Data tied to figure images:
START

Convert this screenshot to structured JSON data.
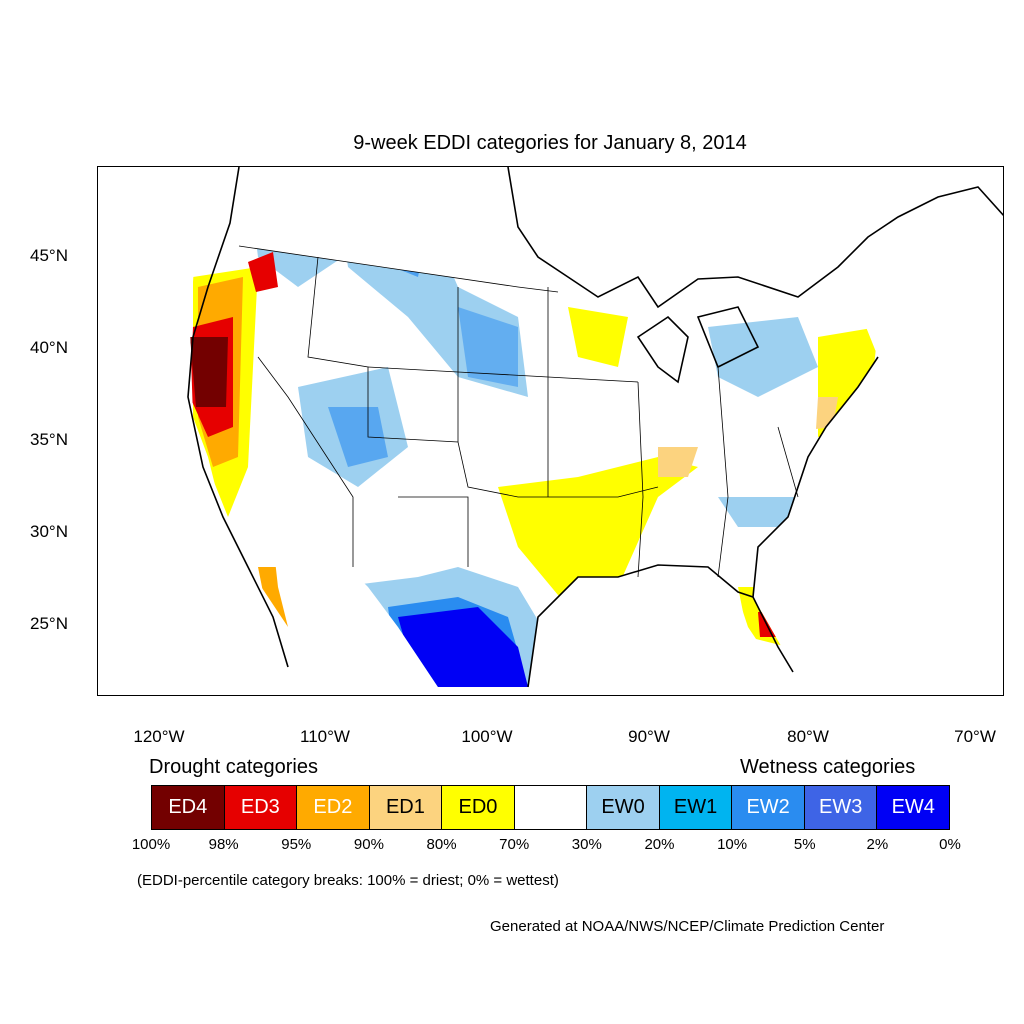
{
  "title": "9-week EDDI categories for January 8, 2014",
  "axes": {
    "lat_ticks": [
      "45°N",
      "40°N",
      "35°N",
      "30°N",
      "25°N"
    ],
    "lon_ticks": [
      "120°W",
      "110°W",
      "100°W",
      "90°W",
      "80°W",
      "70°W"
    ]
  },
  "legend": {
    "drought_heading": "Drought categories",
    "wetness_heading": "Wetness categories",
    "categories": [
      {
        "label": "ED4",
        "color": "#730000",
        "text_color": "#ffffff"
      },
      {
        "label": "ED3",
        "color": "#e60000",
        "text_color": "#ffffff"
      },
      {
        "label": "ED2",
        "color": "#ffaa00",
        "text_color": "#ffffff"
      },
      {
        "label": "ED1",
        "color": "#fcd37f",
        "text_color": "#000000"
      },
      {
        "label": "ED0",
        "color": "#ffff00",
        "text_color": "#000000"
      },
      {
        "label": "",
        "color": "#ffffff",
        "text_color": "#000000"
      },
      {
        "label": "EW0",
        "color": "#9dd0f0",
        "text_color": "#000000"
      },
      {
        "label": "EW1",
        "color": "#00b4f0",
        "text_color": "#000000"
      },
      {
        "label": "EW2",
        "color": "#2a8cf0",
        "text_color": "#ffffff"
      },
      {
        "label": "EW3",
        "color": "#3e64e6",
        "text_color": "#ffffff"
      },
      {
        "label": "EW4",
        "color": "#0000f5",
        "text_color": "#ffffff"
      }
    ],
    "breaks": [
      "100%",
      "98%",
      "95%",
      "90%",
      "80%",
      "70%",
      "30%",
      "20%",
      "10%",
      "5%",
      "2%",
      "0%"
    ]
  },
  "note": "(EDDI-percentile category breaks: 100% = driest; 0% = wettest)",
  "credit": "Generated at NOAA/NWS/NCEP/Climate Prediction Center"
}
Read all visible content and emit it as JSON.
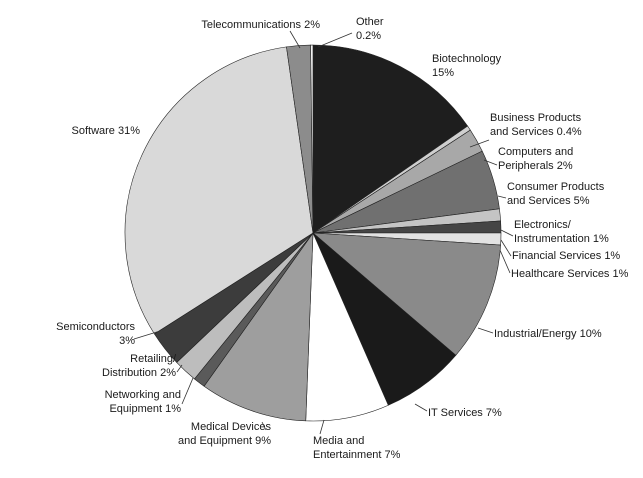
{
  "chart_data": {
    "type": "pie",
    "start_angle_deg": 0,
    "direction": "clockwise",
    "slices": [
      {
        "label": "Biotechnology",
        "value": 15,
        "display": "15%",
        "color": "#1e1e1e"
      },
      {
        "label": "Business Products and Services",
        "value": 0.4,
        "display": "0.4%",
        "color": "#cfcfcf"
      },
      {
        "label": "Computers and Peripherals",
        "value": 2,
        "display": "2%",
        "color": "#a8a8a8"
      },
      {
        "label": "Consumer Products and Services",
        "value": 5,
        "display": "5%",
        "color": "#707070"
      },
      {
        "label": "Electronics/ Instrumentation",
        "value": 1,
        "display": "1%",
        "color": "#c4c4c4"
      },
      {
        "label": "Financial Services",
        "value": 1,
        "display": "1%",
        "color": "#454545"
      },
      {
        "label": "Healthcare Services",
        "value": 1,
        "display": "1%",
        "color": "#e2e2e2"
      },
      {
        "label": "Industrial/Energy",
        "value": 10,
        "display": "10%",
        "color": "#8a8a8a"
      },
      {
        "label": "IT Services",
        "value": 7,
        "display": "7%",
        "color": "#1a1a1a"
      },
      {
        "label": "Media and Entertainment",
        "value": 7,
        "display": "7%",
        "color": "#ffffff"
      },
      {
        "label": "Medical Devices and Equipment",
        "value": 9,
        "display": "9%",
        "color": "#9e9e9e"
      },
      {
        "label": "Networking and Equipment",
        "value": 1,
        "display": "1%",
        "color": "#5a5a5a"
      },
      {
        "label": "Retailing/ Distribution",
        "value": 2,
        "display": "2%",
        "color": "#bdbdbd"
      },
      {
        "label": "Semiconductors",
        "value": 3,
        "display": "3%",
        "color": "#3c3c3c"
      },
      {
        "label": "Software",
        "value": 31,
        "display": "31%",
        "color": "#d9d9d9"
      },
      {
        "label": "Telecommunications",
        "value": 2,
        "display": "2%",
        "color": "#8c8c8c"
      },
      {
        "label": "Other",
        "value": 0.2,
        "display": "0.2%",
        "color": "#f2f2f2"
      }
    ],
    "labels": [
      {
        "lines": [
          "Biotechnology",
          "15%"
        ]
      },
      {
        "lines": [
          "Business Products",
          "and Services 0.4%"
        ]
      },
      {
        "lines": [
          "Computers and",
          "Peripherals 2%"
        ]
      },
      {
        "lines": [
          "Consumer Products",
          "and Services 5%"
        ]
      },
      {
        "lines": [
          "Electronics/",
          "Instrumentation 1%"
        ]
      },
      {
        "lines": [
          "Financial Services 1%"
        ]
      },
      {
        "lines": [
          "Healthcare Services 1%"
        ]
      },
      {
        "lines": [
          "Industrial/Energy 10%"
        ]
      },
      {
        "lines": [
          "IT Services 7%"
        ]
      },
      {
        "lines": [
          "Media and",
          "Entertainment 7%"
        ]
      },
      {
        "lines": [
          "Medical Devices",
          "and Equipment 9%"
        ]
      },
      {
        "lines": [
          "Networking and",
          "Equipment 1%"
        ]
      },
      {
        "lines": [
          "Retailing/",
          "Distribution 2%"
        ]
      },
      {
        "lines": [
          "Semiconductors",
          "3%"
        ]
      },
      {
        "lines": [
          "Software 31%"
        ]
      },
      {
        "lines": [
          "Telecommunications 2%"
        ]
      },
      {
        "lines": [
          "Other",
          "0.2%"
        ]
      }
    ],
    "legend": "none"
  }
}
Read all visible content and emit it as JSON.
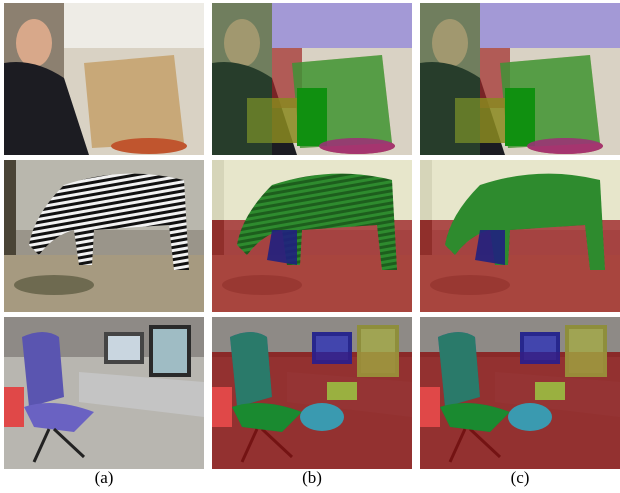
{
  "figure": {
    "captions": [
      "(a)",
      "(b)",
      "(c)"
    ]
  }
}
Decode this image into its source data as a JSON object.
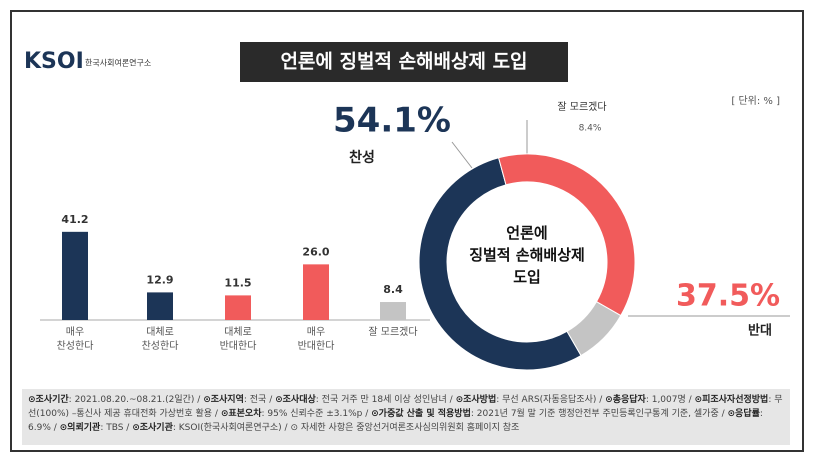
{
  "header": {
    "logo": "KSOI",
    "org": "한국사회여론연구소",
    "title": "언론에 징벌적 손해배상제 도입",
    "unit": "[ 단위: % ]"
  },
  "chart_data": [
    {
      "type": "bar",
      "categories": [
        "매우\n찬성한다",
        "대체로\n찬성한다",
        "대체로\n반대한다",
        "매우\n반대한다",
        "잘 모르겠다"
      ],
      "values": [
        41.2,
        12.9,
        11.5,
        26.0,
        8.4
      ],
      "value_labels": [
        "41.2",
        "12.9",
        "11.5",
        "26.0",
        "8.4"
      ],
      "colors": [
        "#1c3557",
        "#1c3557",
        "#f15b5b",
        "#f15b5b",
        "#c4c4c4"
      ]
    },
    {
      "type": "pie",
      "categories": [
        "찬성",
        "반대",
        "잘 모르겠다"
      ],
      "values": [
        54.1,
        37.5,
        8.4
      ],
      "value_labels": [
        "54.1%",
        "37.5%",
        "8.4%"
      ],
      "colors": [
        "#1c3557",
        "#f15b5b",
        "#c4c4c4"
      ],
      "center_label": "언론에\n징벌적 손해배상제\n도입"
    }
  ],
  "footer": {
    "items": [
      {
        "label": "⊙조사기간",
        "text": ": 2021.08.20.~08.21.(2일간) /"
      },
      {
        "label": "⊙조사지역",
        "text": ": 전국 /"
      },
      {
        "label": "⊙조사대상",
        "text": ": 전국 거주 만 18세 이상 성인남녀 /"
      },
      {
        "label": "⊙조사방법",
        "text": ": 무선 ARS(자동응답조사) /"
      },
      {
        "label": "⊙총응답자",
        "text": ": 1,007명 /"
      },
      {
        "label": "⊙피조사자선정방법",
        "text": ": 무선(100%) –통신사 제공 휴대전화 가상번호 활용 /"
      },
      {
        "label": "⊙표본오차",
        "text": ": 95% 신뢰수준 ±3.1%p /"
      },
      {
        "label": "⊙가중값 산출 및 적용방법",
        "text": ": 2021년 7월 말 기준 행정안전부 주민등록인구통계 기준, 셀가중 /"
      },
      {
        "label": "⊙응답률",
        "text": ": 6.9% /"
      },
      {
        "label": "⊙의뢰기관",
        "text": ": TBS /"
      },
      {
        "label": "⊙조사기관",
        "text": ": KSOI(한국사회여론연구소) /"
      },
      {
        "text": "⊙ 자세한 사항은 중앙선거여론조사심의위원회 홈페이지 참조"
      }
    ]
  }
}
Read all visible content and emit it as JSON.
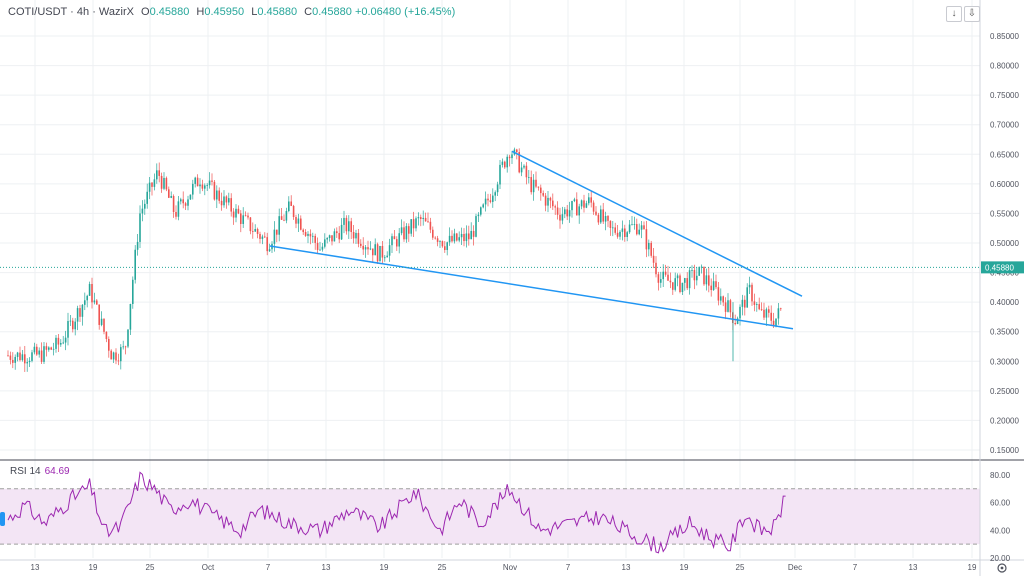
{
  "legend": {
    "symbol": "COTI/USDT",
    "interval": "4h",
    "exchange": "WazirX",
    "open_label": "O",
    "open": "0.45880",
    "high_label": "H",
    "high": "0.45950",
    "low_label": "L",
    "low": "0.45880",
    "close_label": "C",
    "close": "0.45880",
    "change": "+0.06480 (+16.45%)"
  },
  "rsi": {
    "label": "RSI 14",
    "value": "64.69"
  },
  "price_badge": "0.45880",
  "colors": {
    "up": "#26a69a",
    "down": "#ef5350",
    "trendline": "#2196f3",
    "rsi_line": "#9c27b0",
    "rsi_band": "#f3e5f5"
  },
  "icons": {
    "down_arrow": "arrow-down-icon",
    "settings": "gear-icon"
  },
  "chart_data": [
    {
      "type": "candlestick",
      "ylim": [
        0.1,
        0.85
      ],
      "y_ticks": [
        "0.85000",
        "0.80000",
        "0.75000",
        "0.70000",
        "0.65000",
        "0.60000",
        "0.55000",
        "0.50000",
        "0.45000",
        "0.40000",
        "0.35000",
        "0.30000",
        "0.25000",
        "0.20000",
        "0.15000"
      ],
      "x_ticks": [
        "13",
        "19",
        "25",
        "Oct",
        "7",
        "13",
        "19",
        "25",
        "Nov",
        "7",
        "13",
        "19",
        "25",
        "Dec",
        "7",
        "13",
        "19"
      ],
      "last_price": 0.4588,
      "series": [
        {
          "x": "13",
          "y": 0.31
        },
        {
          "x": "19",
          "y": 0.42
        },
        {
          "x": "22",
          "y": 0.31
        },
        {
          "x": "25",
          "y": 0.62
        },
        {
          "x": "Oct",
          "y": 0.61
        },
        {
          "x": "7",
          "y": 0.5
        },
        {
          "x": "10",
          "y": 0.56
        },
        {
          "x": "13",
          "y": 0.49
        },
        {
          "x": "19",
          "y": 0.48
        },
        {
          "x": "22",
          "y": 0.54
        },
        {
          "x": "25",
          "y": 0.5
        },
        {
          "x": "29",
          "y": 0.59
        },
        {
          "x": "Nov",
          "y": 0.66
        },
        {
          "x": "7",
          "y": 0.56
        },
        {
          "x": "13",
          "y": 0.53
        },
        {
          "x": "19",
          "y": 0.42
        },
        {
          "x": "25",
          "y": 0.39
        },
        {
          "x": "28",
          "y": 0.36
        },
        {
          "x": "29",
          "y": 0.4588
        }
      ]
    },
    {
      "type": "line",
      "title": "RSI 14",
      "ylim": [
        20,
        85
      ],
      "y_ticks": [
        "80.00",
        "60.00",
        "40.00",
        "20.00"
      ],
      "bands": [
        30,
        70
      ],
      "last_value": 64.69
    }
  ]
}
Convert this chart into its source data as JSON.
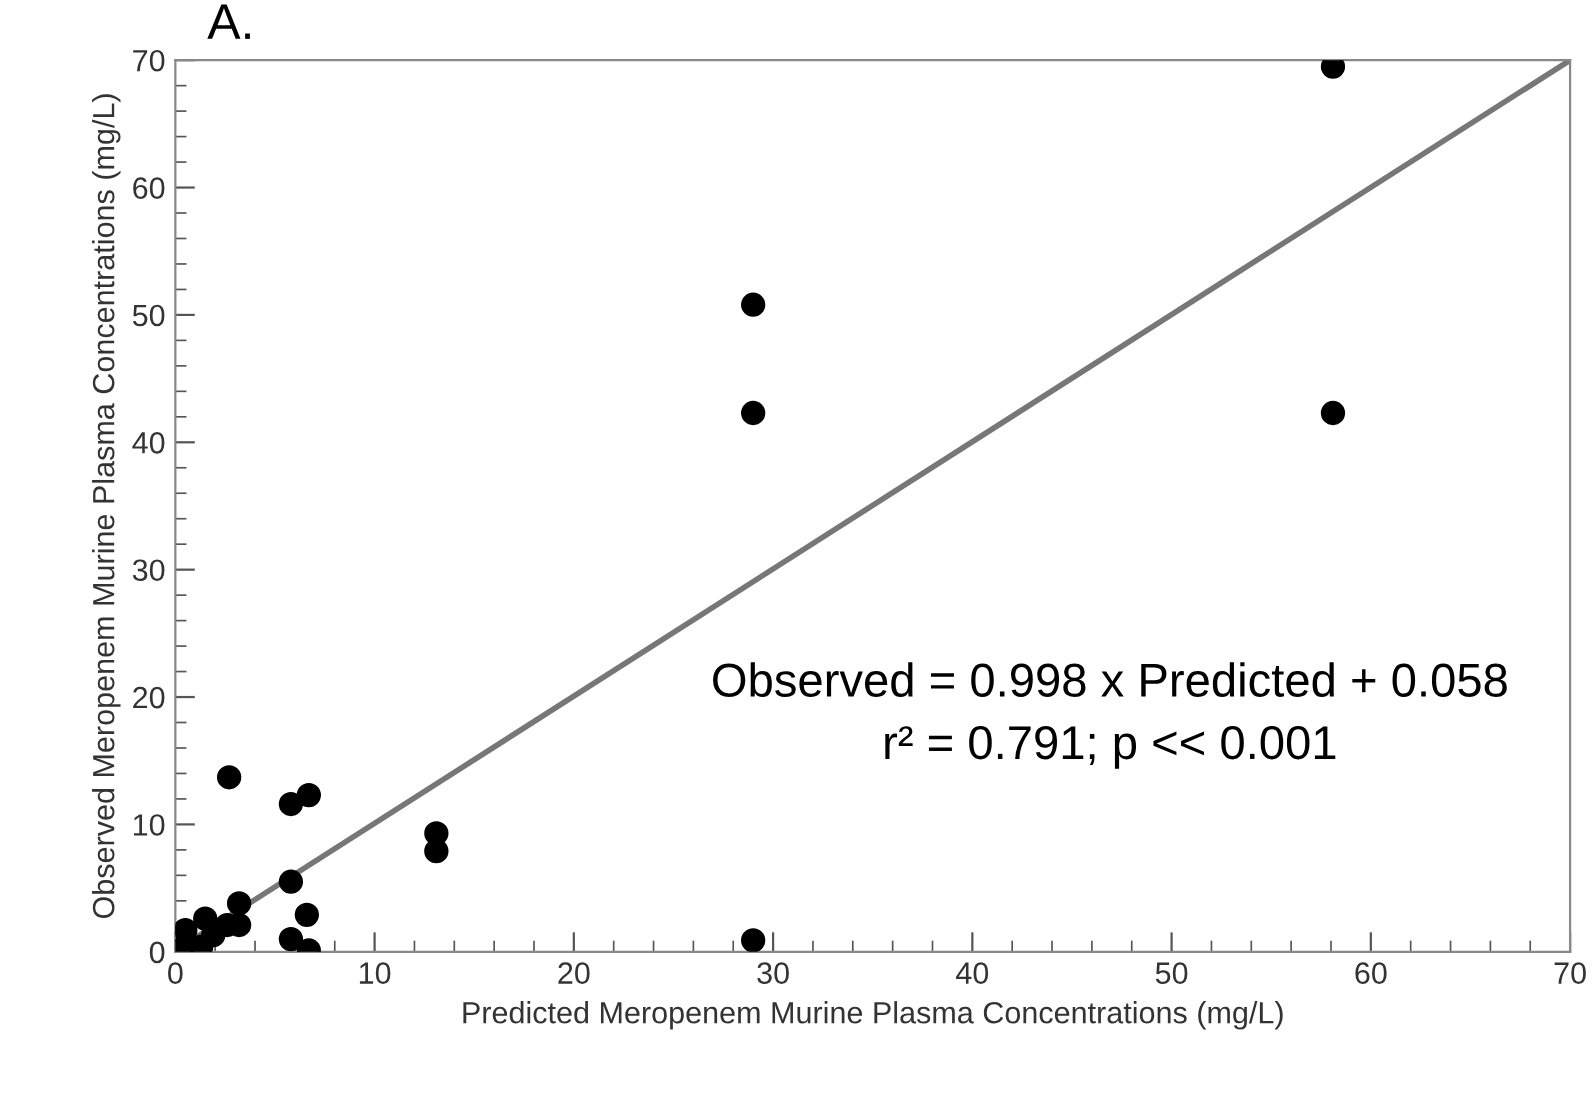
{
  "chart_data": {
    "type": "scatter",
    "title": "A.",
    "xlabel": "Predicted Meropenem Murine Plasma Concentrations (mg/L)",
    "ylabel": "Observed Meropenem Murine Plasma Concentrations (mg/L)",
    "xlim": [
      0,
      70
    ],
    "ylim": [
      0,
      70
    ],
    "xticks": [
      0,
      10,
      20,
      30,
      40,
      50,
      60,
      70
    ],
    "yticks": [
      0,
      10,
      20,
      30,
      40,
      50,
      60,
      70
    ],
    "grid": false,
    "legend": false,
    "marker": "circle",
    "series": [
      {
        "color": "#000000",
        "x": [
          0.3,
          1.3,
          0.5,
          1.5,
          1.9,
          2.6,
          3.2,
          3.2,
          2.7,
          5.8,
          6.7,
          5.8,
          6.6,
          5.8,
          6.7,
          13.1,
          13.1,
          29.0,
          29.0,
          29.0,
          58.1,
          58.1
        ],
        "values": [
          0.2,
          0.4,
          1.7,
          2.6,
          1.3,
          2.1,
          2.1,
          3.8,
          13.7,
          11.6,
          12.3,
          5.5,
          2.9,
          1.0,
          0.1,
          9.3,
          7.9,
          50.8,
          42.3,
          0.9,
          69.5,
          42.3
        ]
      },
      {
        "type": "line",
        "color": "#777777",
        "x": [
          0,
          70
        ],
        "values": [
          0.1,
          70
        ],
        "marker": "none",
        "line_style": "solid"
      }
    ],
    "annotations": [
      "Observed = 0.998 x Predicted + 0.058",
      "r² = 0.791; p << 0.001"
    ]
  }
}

END

- Task directions:
Write out each line of the data that holds the string "Plasma".

- Written solution:
    "xlabel": "Predicted Meropenem Murine Plasma Concentrations (mg/L)",
    "ylabel": "Observed Meropenem Murine Plasma Concentrations (mg/L)",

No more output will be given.